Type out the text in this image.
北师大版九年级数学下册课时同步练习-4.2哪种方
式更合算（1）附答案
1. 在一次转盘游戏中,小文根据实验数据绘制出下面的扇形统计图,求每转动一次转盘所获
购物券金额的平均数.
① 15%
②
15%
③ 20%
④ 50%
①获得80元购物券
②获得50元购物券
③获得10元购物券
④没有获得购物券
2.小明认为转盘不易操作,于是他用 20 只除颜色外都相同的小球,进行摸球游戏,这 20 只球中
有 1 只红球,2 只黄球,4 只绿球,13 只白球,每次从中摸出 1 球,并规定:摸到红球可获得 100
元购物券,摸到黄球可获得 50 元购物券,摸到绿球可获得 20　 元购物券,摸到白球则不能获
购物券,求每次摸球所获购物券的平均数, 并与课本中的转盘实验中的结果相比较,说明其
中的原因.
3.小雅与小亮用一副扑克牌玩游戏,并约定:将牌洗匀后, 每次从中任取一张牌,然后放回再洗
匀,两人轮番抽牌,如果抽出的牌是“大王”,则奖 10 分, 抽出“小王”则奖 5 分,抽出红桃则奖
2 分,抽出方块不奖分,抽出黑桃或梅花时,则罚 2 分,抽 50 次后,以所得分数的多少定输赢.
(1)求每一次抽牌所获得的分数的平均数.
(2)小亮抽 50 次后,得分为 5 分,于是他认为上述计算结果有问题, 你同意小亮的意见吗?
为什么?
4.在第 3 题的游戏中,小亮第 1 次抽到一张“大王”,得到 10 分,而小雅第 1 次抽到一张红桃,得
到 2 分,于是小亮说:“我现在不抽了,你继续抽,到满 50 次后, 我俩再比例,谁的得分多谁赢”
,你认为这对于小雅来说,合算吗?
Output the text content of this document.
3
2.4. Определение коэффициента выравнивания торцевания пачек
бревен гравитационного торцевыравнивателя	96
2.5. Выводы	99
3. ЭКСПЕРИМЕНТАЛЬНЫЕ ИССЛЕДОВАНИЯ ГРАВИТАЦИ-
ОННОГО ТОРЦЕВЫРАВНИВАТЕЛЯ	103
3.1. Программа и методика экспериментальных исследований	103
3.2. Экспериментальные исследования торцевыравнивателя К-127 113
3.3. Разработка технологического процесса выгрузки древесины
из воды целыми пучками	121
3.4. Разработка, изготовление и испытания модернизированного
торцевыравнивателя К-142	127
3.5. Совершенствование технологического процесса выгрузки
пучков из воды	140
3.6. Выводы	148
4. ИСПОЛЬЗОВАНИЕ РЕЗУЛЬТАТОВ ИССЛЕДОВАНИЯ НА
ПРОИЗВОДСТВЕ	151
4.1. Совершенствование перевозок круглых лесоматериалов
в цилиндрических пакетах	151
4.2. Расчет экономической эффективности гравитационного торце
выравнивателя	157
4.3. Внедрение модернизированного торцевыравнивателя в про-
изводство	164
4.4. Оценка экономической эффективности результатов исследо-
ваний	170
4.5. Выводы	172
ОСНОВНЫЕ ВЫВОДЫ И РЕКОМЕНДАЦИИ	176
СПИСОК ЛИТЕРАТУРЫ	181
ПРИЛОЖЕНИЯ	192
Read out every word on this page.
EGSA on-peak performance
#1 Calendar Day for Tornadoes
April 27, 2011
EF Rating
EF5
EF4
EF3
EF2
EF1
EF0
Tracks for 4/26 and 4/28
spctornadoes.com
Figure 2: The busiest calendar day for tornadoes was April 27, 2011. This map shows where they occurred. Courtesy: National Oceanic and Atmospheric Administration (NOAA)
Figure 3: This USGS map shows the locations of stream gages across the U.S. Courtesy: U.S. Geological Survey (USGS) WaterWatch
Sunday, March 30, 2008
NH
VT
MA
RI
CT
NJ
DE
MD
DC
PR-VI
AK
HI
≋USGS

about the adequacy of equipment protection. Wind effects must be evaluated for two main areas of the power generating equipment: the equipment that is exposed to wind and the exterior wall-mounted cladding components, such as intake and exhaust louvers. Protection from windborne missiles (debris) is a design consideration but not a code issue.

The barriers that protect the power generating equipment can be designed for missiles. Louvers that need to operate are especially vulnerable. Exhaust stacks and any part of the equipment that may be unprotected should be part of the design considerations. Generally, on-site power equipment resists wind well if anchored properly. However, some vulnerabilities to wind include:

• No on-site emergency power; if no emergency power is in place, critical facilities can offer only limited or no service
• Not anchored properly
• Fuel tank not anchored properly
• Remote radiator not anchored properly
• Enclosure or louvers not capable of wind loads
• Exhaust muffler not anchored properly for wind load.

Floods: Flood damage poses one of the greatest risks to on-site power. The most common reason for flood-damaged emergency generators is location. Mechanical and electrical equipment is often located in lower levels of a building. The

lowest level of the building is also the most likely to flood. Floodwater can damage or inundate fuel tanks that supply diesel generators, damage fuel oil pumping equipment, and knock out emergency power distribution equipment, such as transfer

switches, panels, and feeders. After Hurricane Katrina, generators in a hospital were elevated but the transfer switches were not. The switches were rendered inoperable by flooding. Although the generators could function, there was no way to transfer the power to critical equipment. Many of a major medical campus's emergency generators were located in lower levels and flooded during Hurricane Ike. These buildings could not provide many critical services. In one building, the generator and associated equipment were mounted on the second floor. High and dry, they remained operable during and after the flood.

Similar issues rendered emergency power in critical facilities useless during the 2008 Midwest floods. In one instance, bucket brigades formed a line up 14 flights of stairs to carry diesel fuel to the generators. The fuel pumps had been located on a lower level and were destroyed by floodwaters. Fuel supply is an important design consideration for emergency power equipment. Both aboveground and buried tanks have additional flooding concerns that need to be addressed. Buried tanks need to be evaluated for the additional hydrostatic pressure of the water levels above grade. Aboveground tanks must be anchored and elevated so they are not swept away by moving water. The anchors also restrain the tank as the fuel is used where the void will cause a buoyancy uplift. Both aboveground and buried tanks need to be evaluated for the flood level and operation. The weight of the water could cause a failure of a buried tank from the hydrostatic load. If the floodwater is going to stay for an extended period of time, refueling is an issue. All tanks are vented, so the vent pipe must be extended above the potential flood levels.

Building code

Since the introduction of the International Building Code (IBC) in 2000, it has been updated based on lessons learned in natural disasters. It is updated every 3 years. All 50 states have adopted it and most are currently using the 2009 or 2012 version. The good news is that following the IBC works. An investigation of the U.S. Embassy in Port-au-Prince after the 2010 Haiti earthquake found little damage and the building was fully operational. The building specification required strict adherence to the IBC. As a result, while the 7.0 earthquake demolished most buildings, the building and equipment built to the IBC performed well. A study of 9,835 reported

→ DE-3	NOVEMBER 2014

### STATED GOAL
Return all of the entries exactly as they were supplied.

### THE OUTPUT
Type out the text in this image.
北师大版九年级数学下册课时同步练习-4.2哪种方
式更合算（1）附答案
1. 在一次转盘游戏中,小文根据实验数据绘制出下面的扇形统计图,求每转动一次转盘所获
购物券金额的平均数.
① 15%
②
15%
③ 20%
④ 50%
①获得80元购物券
②获得50元购物券
③获得10元购物券
④没有获得购物券
2.小明认为转盘不易操作,于是他用 20 只除颜色外都相同的小球,进行摸球游戏,这 20 只球中
有 1 只红球,2 只黄球,4 只绿球,13 只白球,每次从中摸出 1 球,并规定:摸到红球可获得 100
元购物券,摸到黄球可获得 50 元购物券,摸到绿球可获得 20　 元购物券,摸到白球则不能获
购物券,求每次摸球所获购物券的平均数, 并与课本中的转盘实验中的结果相比较,说明其
中的原因.
3.小雅与小亮用一副扑克牌玩游戏,并约定:将牌洗匀后, 每次从中任取一张牌,然后放回再洗
匀,两人轮番抽牌,如果抽出的牌是“大王”,则奖 10 分, 抽出“小王”则奖 5 分,抽出红桃则奖
2 分,抽出方块不奖分,抽出黑桃或梅花时,则罚 2 分,抽 50 次后,以所得分数的多少定输赢.
(1)求每一次抽牌所获得的分数的平均数.
(2)小亮抽 50 次后,得分为 5 分,于是他认为上述计算结果有问题, 你同意小亮的意见吗?
为什么?
4.在第 3 题的游戏中,小亮第 1 次抽到一张“大王”,得到 10 分,而小雅第 1 次抽到一张红桃,得
到 2 分,于是小亮说:“我现在不抽了,你继续抽,到满 50 次后, 我俩再比例,谁的得分多谁赢”
,你认为这对于小雅来说,合算吗?
Output the text content of this document.
3
2.4. Определение коэффициента выравнивания торцевания пачек
бревен гравитационного торцевыравнивателя	96
2.5. Выводы	99
3. ЭКСПЕРИМЕНТАЛЬНЫЕ ИССЛЕДОВАНИЯ ГРАВИТАЦИ-
ОННОГО ТОРЦЕВЫРАВНИВАТЕЛЯ	103
3.1. Программа и методика экспериментальных исследований	103
3.2. Экспериментальные исследования торцевыравнивателя К-127 113
3.3. Разработка технологического процесса выгрузки древесины
из воды целыми пучками	121
3.4. Разработка, изготовление и испытания модернизированного
торцевыравнивателя К-142	127
3.5. Совершенствование технологического процесса выгрузки
пучков из воды	140
3.6. Выводы	148
4. ИСПОЛЬЗОВАНИЕ РЕЗУЛЬТАТОВ ИССЛЕДОВАНИЯ НА
ПРОИЗВОДСТВЕ	151
4.1. Совершенствование перевозок круглых лесоматериалов
в цилиндрических пакетах	151
4.2. Расчет экономической эффективности гравитационного торце
выравнивателя	157
4.3. Внедрение модернизированного торцевыравнивателя в про-
изводство	164
4.4. Оценка экономической эффективности результатов исследо-
ваний	170
4.5. Выводы	172
ОСНОВНЫЕ ВЫВОДЫ И РЕКОМЕНДАЦИИ	176
СПИСОК ЛИТЕРАТУРЫ	181
ПРИЛОЖЕНИЯ	192
Read out every word on this page.
EGSA on-peak performance
#1 Calendar Day for Tornadoes
April 27, 2011
EF Rating
EF5
EF4
EF3
EF2
EF1
EF0
Tracks for 4/26 and 4/28
spctornadoes.com
Figure 2: The busiest calendar day for tornadoes was April 27, 2011. This map shows where they occurred. Courtesy: National Oceanic and Atmospheric Administration (NOAA)
Figure 3: This USGS map shows the locations of stream gages across the U.S. Courtesy: U.S. Geological Survey (USGS) WaterWatch
Sunday, March 30, 2008
NH
VT
MA
RI
CT
NJ
DE
MD
DC
PR-VI
AK
HI
≋USGS

about the adequacy of equipment protection. Wind effects must be evaluated for two main areas of the power generating equipment: the equipment that is exposed to wind and the exterior wall-mounted cladding components, such as intake and exhaust louvers. Protection from windborne missiles (debris) is a design consideration but not a code issue.

The barriers that protect the power generating equipment can be designed for missiles. Louvers that need to operate are especially vulnerable. Exhaust stacks and any part of the equipment that may be unprotected should be part of the design considerations. Generally, on-site power equipment resists wind well if anchored properly. However, some vulnerabilities to wind include:

• No on-site emergency power; if no emergency power is in place, critical facilities can offer only limited or no service
• Not anchored properly
• Fuel tank not anchored properly
• Remote radiator not anchored properly
• Enclosure or louvers not capable of wind loads
• Exhaust muffler not anchored properly for wind load.

Floods: Flood damage poses one of the greatest risks to on-site power. The most common reason for flood-damaged emergency generators is location. Mechanical and electrical equipment is often located in lower levels of a building. The

lowest level of the building is also the most likely to flood. Floodwater can damage or inundate fuel tanks that supply diesel generators, damage fuel oil pumping equipment, and knock out emergency power distribution equipment, such as transfer

switches, panels, and feeders. After Hurricane Katrina, generators in a hospital were elevated but the transfer switches were not. The switches were rendered inoperable by flooding. Although the generators could function, there was no way to transfer the power to critical equipment. Many of a major medical campus's emergency generators were located in lower levels and flooded during Hurricane Ike. These buildings could not provide many critical services. In one building, the generator and associated equipment were mounted on the second floor. High and dry, they remained operable during and after the flood.

Similar issues rendered emergency power in critical facilities useless during the 2008 Midwest floods. In one instance, bucket brigades formed a line up 14 flights of stairs to carry diesel fuel to the generators. The fuel pumps had been located on a lower level and were destroyed by floodwaters. Fuel supply is an important design consideration for emergency power equipment. Both aboveground and buried tanks have additional flooding concerns that need to be addressed. Buried tanks need to be evaluated for the additional hydrostatic pressure of the water levels above grade. Aboveground tanks must be anchored and elevated so they are not swept away by moving water. The anchors also restrain the tank as the fuel is used where the void will cause a buoyancy uplift. Both aboveground and buried tanks need to be evaluated for the flood level and operation. The weight of the water could cause a failure of a buried tank from the hydrostatic load. If the floodwater is going to stay for an extended period of time, refueling is an issue. All tanks are vented, so the vent pipe must be extended above the potential flood levels.

Building code

Since the introduction of the International Building Code (IBC) in 2000, it has been updated based on lessons learned in natural disasters. It is updated every 3 years. All 50 states have adopted it and most are currently using the 2009 or 2012 version. The good news is that following the IBC works. An investigation of the U.S. Embassy in Port-au-Prince after the 2010 Haiti earthquake found little damage and the building was fully operational. The building specification required strict adherence to the IBC. As a result, while the 7.0 earthquake demolished most buildings, the building and equipment built to the IBC performed well. A study of 9,835 reported

→ DE-3	NOVEMBER 2014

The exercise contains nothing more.